◆ AIM OF THE TASK: Can you transcribe every line exactly and leave the pictures behind?
** BEGIN DATA EXTRACT **
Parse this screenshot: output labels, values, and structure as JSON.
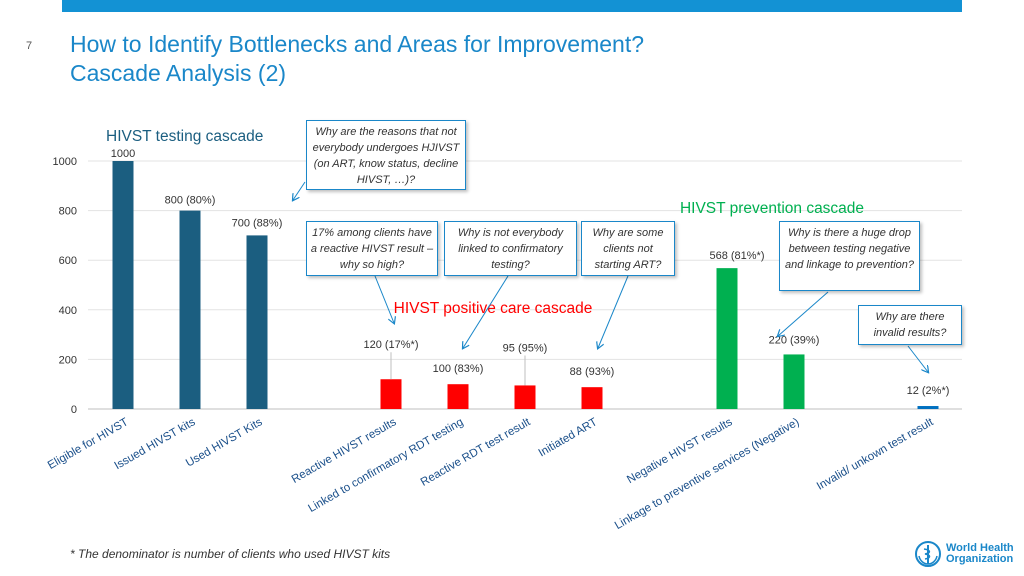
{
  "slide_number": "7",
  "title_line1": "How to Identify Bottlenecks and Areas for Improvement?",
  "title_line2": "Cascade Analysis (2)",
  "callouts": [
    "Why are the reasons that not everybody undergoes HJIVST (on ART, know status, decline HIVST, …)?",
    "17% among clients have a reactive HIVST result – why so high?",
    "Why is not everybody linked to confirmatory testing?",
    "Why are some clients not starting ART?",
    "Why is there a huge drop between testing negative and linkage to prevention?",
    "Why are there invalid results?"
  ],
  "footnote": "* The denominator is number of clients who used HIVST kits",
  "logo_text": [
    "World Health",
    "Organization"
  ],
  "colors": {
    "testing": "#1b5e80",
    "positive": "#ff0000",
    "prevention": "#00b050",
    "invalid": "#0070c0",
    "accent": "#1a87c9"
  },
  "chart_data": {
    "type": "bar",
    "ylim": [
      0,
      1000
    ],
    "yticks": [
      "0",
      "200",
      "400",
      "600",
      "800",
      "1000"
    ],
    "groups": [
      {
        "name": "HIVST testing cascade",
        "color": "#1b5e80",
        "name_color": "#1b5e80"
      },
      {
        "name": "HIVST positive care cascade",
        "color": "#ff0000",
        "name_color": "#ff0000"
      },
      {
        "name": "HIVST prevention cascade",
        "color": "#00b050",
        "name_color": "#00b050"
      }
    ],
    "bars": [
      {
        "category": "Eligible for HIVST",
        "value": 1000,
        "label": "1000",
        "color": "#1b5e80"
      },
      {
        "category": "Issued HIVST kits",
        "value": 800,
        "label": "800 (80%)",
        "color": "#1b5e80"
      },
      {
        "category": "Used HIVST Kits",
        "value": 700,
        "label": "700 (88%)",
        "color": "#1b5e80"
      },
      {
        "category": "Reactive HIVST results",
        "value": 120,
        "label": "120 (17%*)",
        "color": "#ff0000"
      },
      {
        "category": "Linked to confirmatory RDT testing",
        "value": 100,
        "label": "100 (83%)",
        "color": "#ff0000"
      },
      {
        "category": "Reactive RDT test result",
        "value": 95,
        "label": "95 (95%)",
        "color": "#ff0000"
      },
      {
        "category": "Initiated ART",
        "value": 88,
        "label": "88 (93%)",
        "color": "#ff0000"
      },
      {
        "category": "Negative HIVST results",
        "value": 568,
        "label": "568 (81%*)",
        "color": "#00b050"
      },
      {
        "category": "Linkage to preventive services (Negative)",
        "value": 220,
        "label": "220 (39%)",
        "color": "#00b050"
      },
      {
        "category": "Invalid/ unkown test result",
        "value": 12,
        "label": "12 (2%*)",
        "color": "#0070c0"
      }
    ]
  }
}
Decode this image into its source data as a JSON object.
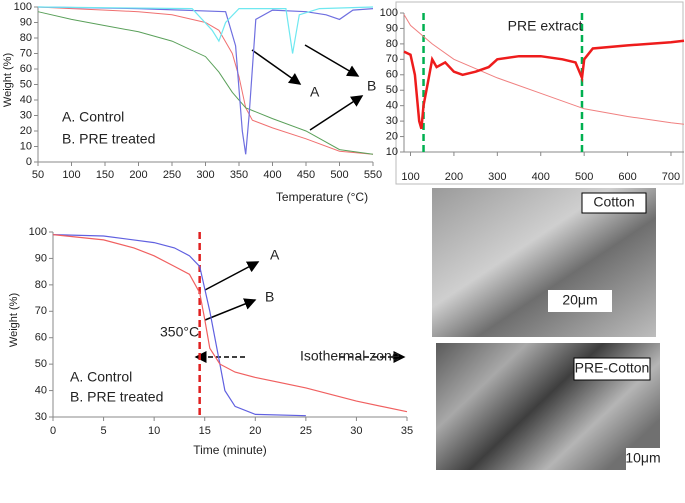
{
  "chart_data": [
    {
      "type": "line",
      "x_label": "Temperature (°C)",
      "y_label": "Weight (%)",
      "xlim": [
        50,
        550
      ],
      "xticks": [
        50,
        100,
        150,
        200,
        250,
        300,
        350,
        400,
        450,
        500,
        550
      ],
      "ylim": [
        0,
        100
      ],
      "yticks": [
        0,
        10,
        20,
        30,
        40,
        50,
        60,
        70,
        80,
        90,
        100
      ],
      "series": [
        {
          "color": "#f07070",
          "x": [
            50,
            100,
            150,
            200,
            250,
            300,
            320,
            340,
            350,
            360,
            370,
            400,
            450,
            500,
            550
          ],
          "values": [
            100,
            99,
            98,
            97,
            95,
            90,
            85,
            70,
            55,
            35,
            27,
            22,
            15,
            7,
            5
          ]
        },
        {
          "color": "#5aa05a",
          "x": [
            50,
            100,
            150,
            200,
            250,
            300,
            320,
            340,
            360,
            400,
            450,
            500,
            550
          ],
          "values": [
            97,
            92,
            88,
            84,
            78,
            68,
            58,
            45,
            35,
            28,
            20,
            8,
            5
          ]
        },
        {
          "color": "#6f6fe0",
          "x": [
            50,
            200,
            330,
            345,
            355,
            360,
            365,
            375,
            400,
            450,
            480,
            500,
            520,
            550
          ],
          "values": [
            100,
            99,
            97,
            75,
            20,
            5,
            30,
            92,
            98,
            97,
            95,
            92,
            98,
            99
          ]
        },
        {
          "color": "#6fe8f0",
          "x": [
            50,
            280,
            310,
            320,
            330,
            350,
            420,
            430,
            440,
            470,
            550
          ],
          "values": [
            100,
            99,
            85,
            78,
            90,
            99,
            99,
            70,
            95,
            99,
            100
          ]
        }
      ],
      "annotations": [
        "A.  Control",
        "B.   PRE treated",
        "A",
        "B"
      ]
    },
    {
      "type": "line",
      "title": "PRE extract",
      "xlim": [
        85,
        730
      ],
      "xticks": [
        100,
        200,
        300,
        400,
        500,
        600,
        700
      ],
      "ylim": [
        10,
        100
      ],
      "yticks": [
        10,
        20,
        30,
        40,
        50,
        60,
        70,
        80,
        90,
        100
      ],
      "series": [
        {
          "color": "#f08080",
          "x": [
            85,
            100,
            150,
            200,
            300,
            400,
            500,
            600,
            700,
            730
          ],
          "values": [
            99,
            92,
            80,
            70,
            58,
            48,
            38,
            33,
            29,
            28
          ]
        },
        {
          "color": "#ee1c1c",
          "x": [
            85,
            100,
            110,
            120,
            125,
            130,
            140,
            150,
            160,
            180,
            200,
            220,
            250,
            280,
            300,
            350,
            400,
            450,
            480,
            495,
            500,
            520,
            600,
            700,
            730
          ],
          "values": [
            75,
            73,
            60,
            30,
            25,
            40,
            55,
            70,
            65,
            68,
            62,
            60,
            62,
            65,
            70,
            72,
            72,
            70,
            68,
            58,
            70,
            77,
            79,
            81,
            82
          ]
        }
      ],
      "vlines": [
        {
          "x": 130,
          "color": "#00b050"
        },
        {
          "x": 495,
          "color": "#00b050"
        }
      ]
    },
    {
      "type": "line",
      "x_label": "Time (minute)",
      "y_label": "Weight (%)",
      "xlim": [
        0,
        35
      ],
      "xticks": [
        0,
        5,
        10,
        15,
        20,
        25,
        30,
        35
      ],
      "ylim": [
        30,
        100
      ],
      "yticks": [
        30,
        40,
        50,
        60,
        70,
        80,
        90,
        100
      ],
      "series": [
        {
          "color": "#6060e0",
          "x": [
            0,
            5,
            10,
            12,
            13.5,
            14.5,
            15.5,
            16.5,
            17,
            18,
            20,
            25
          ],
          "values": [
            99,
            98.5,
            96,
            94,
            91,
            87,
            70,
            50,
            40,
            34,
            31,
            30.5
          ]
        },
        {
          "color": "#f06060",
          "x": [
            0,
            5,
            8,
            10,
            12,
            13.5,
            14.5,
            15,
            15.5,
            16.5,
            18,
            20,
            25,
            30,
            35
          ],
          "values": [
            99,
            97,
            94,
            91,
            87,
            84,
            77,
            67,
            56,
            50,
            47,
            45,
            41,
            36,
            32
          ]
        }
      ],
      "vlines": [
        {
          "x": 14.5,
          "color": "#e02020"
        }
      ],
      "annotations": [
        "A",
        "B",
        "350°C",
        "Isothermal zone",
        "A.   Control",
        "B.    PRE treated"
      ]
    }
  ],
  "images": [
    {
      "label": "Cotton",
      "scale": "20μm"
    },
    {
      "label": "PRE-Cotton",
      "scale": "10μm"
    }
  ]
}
** END DATA EXTRACT **
◆ RESULT:
Parse this screenshot: output labels, values, and structure as JSON.
{
  "slide_number": "7",
  "title_line1": "How to Identify Bottlenecks and Areas for Improvement?",
  "title_line2": "Cascade Analysis (2)",
  "callouts": [
    "Why are the reasons that not everybody undergoes HJIVST (on ART, know status, decline HIVST, …)?",
    "17% among clients have a reactive HIVST result – why so high?",
    "Why is not everybody linked to confirmatory testing?",
    "Why are some clients not starting ART?",
    "Why is there a huge drop between testing negative and linkage to prevention?",
    "Why are there invalid results?"
  ],
  "footnote": "* The denominator is number of clients who used HIVST kits",
  "logo_text": [
    "World Health",
    "Organization"
  ],
  "colors": {
    "testing": "#1b5e80",
    "positive": "#ff0000",
    "prevention": "#00b050",
    "invalid": "#0070c0",
    "accent": "#1a87c9"
  },
  "chart_data": {
    "type": "bar",
    "ylim": [
      0,
      1000
    ],
    "yticks": [
      "0",
      "200",
      "400",
      "600",
      "800",
      "1000"
    ],
    "groups": [
      {
        "name": "HIVST testing cascade",
        "color": "#1b5e80",
        "name_color": "#1b5e80"
      },
      {
        "name": "HIVST positive care cascade",
        "color": "#ff0000",
        "name_color": "#ff0000"
      },
      {
        "name": "HIVST prevention cascade",
        "color": "#00b050",
        "name_color": "#00b050"
      }
    ],
    "bars": [
      {
        "category": "Eligible for HIVST",
        "value": 1000,
        "label": "1000",
        "color": "#1b5e80"
      },
      {
        "category": "Issued HIVST kits",
        "value": 800,
        "label": "800 (80%)",
        "color": "#1b5e80"
      },
      {
        "category": "Used HIVST Kits",
        "value": 700,
        "label": "700 (88%)",
        "color": "#1b5e80"
      },
      {
        "category": "Reactive HIVST results",
        "value": 120,
        "label": "120 (17%*)",
        "color": "#ff0000"
      },
      {
        "category": "Linked to confirmatory RDT testing",
        "value": 100,
        "label": "100 (83%)",
        "color": "#ff0000"
      },
      {
        "category": "Reactive RDT test result",
        "value": 95,
        "label": "95 (95%)",
        "color": "#ff0000"
      },
      {
        "category": "Initiated ART",
        "value": 88,
        "label": "88 (93%)",
        "color": "#ff0000"
      },
      {
        "category": "Negative HIVST results",
        "value": 568,
        "label": "568 (81%*)",
        "color": "#00b050"
      },
      {
        "category": "Linkage to preventive services (Negative)",
        "value": 220,
        "label": "220 (39%)",
        "color": "#00b050"
      },
      {
        "category": "Invalid/ unkown test result",
        "value": 12,
        "label": "12 (2%*)",
        "color": "#0070c0"
      }
    ]
  }
}
Decode this image into its source data as a JSON object.
{
  "chart_data": [
    {
      "type": "line",
      "x_label": "Temperature (°C)",
      "y_label": "Weight (%)",
      "xlim": [
        50,
        550
      ],
      "xticks": [
        50,
        100,
        150,
        200,
        250,
        300,
        350,
        400,
        450,
        500,
        550
      ],
      "ylim": [
        0,
        100
      ],
      "yticks": [
        0,
        10,
        20,
        30,
        40,
        50,
        60,
        70,
        80,
        90,
        100
      ],
      "series": [
        {
          "color": "#f07070",
          "x": [
            50,
            100,
            150,
            200,
            250,
            300,
            320,
            340,
            350,
            360,
            370,
            400,
            450,
            500,
            550
          ],
          "values": [
            100,
            99,
            98,
            97,
            95,
            90,
            85,
            70,
            55,
            35,
            27,
            22,
            15,
            7,
            5
          ]
        },
        {
          "color": "#5aa05a",
          "x": [
            50,
            100,
            150,
            200,
            250,
            300,
            320,
            340,
            360,
            400,
            450,
            500,
            550
          ],
          "values": [
            97,
            92,
            88,
            84,
            78,
            68,
            58,
            45,
            35,
            28,
            20,
            8,
            5
          ]
        },
        {
          "color": "#6f6fe0",
          "x": [
            50,
            200,
            330,
            345,
            355,
            360,
            365,
            375,
            400,
            450,
            480,
            500,
            520,
            550
          ],
          "values": [
            100,
            99,
            97,
            75,
            20,
            5,
            30,
            92,
            98,
            97,
            95,
            92,
            98,
            99
          ]
        },
        {
          "color": "#6fe8f0",
          "x": [
            50,
            280,
            310,
            320,
            330,
            350,
            420,
            430,
            440,
            470,
            550
          ],
          "values": [
            100,
            99,
            85,
            78,
            90,
            99,
            99,
            70,
            95,
            99,
            100
          ]
        }
      ],
      "annotations": [
        "A.  Control",
        "B.   PRE treated",
        "A",
        "B"
      ]
    },
    {
      "type": "line",
      "title": "PRE extract",
      "xlim": [
        85,
        730
      ],
      "xticks": [
        100,
        200,
        300,
        400,
        500,
        600,
        700
      ],
      "ylim": [
        10,
        100
      ],
      "yticks": [
        10,
        20,
        30,
        40,
        50,
        60,
        70,
        80,
        90,
        100
      ],
      "series": [
        {
          "color": "#f08080",
          "x": [
            85,
            100,
            150,
            200,
            300,
            400,
            500,
            600,
            700,
            730
          ],
          "values": [
            99,
            92,
            80,
            70,
            58,
            48,
            38,
            33,
            29,
            28
          ]
        },
        {
          "color": "#ee1c1c",
          "x": [
            85,
            100,
            110,
            120,
            125,
            130,
            140,
            150,
            160,
            180,
            200,
            220,
            250,
            280,
            300,
            350,
            400,
            450,
            480,
            495,
            500,
            520,
            600,
            700,
            730
          ],
          "values": [
            75,
            73,
            60,
            30,
            25,
            40,
            55,
            70,
            65,
            68,
            62,
            60,
            62,
            65,
            70,
            72,
            72,
            70,
            68,
            58,
            70,
            77,
            79,
            81,
            82
          ]
        }
      ],
      "vlines": [
        {
          "x": 130,
          "color": "#00b050"
        },
        {
          "x": 495,
          "color": "#00b050"
        }
      ]
    },
    {
      "type": "line",
      "x_label": "Time (minute)",
      "y_label": "Weight (%)",
      "xlim": [
        0,
        35
      ],
      "xticks": [
        0,
        5,
        10,
        15,
        20,
        25,
        30,
        35
      ],
      "ylim": [
        30,
        100
      ],
      "yticks": [
        30,
        40,
        50,
        60,
        70,
        80,
        90,
        100
      ],
      "series": [
        {
          "color": "#6060e0",
          "x": [
            0,
            5,
            10,
            12,
            13.5,
            14.5,
            15.5,
            16.5,
            17,
            18,
            20,
            25
          ],
          "values": [
            99,
            98.5,
            96,
            94,
            91,
            87,
            70,
            50,
            40,
            34,
            31,
            30.5
          ]
        },
        {
          "color": "#f06060",
          "x": [
            0,
            5,
            8,
            10,
            12,
            13.5,
            14.5,
            15,
            15.5,
            16.5,
            18,
            20,
            25,
            30,
            35
          ],
          "values": [
            99,
            97,
            94,
            91,
            87,
            84,
            77,
            67,
            56,
            50,
            47,
            45,
            41,
            36,
            32
          ]
        }
      ],
      "vlines": [
        {
          "x": 14.5,
          "color": "#e02020"
        }
      ],
      "annotations": [
        "A",
        "B",
        "350°C",
        "Isothermal zone",
        "A.   Control",
        "B.    PRE treated"
      ]
    }
  ],
  "images": [
    {
      "label": "Cotton",
      "scale": "20μm"
    },
    {
      "label": "PRE-Cotton",
      "scale": "10μm"
    }
  ]
}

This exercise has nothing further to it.